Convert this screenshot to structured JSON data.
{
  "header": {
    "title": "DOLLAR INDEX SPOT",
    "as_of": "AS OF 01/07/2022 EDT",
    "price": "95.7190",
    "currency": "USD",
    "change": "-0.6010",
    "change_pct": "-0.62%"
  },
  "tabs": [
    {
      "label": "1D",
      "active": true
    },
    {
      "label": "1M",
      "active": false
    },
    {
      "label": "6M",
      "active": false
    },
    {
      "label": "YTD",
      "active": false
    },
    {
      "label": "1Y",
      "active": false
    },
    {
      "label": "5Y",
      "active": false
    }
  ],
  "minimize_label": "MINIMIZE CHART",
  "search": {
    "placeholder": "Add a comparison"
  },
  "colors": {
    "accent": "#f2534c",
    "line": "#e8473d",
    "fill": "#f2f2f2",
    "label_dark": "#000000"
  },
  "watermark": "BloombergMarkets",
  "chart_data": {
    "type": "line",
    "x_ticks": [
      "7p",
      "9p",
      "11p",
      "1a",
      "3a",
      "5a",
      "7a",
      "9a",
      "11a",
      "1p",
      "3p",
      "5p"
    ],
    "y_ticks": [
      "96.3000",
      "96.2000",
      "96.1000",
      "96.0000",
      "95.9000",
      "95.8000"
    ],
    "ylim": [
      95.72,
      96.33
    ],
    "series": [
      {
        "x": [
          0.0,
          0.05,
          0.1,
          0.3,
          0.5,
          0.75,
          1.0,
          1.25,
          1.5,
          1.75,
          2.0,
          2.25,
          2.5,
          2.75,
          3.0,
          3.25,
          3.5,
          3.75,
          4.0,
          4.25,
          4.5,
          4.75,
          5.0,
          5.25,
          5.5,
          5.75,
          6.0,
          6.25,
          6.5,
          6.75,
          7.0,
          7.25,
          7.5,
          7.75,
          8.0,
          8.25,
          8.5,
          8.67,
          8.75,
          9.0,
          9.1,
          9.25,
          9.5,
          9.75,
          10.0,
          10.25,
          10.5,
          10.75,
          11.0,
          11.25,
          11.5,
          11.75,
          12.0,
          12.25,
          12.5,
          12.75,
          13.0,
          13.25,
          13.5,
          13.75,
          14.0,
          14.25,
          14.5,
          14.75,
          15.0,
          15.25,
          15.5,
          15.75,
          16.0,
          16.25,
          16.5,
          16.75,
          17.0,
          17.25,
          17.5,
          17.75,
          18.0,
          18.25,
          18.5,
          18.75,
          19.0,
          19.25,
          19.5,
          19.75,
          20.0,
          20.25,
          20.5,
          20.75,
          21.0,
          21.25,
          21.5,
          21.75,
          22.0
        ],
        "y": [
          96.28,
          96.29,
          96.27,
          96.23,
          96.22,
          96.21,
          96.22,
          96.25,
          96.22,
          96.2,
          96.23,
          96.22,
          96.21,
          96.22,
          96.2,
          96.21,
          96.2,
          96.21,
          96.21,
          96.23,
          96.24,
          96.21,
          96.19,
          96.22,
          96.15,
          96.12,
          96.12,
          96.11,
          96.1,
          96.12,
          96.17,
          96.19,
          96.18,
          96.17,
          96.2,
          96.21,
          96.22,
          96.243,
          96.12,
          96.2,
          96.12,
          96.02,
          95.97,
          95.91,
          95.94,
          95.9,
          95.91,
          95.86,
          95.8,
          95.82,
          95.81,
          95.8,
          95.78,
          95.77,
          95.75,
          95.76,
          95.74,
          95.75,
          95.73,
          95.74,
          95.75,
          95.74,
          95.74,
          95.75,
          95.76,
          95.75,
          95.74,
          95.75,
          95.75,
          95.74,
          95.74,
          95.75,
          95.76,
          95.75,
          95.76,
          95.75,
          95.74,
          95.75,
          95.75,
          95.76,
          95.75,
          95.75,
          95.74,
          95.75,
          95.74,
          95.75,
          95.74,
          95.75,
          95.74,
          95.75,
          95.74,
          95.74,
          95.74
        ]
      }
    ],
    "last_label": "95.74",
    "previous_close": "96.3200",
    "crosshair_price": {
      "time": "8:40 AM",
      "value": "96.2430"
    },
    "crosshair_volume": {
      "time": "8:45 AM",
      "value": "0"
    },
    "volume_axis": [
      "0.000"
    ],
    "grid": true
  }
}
_ _ _
**Given problem:** Retype all the material above precisely, with no line left out.

**Reply:**
Convert this screenshot to structured JSON data.
{
  "header": {
    "title": "DOLLAR INDEX SPOT",
    "as_of": "AS OF 01/07/2022 EDT",
    "price": "95.7190",
    "currency": "USD",
    "change": "-0.6010",
    "change_pct": "-0.62%"
  },
  "tabs": [
    {
      "label": "1D",
      "active": true
    },
    {
      "label": "1M",
      "active": false
    },
    {
      "label": "6M",
      "active": false
    },
    {
      "label": "YTD",
      "active": false
    },
    {
      "label": "1Y",
      "active": false
    },
    {
      "label": "5Y",
      "active": false
    }
  ],
  "minimize_label": "MINIMIZE CHART",
  "search": {
    "placeholder": "Add a comparison"
  },
  "colors": {
    "accent": "#f2534c",
    "line": "#e8473d",
    "fill": "#f2f2f2",
    "label_dark": "#000000"
  },
  "watermark": "BloombergMarkets",
  "chart_data": {
    "type": "line",
    "x_ticks": [
      "7p",
      "9p",
      "11p",
      "1a",
      "3a",
      "5a",
      "7a",
      "9a",
      "11a",
      "1p",
      "3p",
      "5p"
    ],
    "y_ticks": [
      "96.3000",
      "96.2000",
      "96.1000",
      "96.0000",
      "95.9000",
      "95.8000"
    ],
    "ylim": [
      95.72,
      96.33
    ],
    "series": [
      {
        "x": [
          0.0,
          0.05,
          0.1,
          0.3,
          0.5,
          0.75,
          1.0,
          1.25,
          1.5,
          1.75,
          2.0,
          2.25,
          2.5,
          2.75,
          3.0,
          3.25,
          3.5,
          3.75,
          4.0,
          4.25,
          4.5,
          4.75,
          5.0,
          5.25,
          5.5,
          5.75,
          6.0,
          6.25,
          6.5,
          6.75,
          7.0,
          7.25,
          7.5,
          7.75,
          8.0,
          8.25,
          8.5,
          8.67,
          8.75,
          9.0,
          9.1,
          9.25,
          9.5,
          9.75,
          10.0,
          10.25,
          10.5,
          10.75,
          11.0,
          11.25,
          11.5,
          11.75,
          12.0,
          12.25,
          12.5,
          12.75,
          13.0,
          13.25,
          13.5,
          13.75,
          14.0,
          14.25,
          14.5,
          14.75,
          15.0,
          15.25,
          15.5,
          15.75,
          16.0,
          16.25,
          16.5,
          16.75,
          17.0,
          17.25,
          17.5,
          17.75,
          18.0,
          18.25,
          18.5,
          18.75,
          19.0,
          19.25,
          19.5,
          19.75,
          20.0,
          20.25,
          20.5,
          20.75,
          21.0,
          21.25,
          21.5,
          21.75,
          22.0
        ],
        "y": [
          96.28,
          96.29,
          96.27,
          96.23,
          96.22,
          96.21,
          96.22,
          96.25,
          96.22,
          96.2,
          96.23,
          96.22,
          96.21,
          96.22,
          96.2,
          96.21,
          96.2,
          96.21,
          96.21,
          96.23,
          96.24,
          96.21,
          96.19,
          96.22,
          96.15,
          96.12,
          96.12,
          96.11,
          96.1,
          96.12,
          96.17,
          96.19,
          96.18,
          96.17,
          96.2,
          96.21,
          96.22,
          96.243,
          96.12,
          96.2,
          96.12,
          96.02,
          95.97,
          95.91,
          95.94,
          95.9,
          95.91,
          95.86,
          95.8,
          95.82,
          95.81,
          95.8,
          95.78,
          95.77,
          95.75,
          95.76,
          95.74,
          95.75,
          95.73,
          95.74,
          95.75,
          95.74,
          95.74,
          95.75,
          95.76,
          95.75,
          95.74,
          95.75,
          95.75,
          95.74,
          95.74,
          95.75,
          95.76,
          95.75,
          95.76,
          95.75,
          95.74,
          95.75,
          95.75,
          95.76,
          95.75,
          95.75,
          95.74,
          95.75,
          95.74,
          95.75,
          95.74,
          95.75,
          95.74,
          95.75,
          95.74,
          95.74,
          95.74
        ]
      }
    ],
    "last_label": "95.74",
    "previous_close": "96.3200",
    "crosshair_price": {
      "time": "8:40 AM",
      "value": "96.2430"
    },
    "crosshair_volume": {
      "time": "8:45 AM",
      "value": "0"
    },
    "volume_axis": [
      "0.000"
    ],
    "grid": true
  }
}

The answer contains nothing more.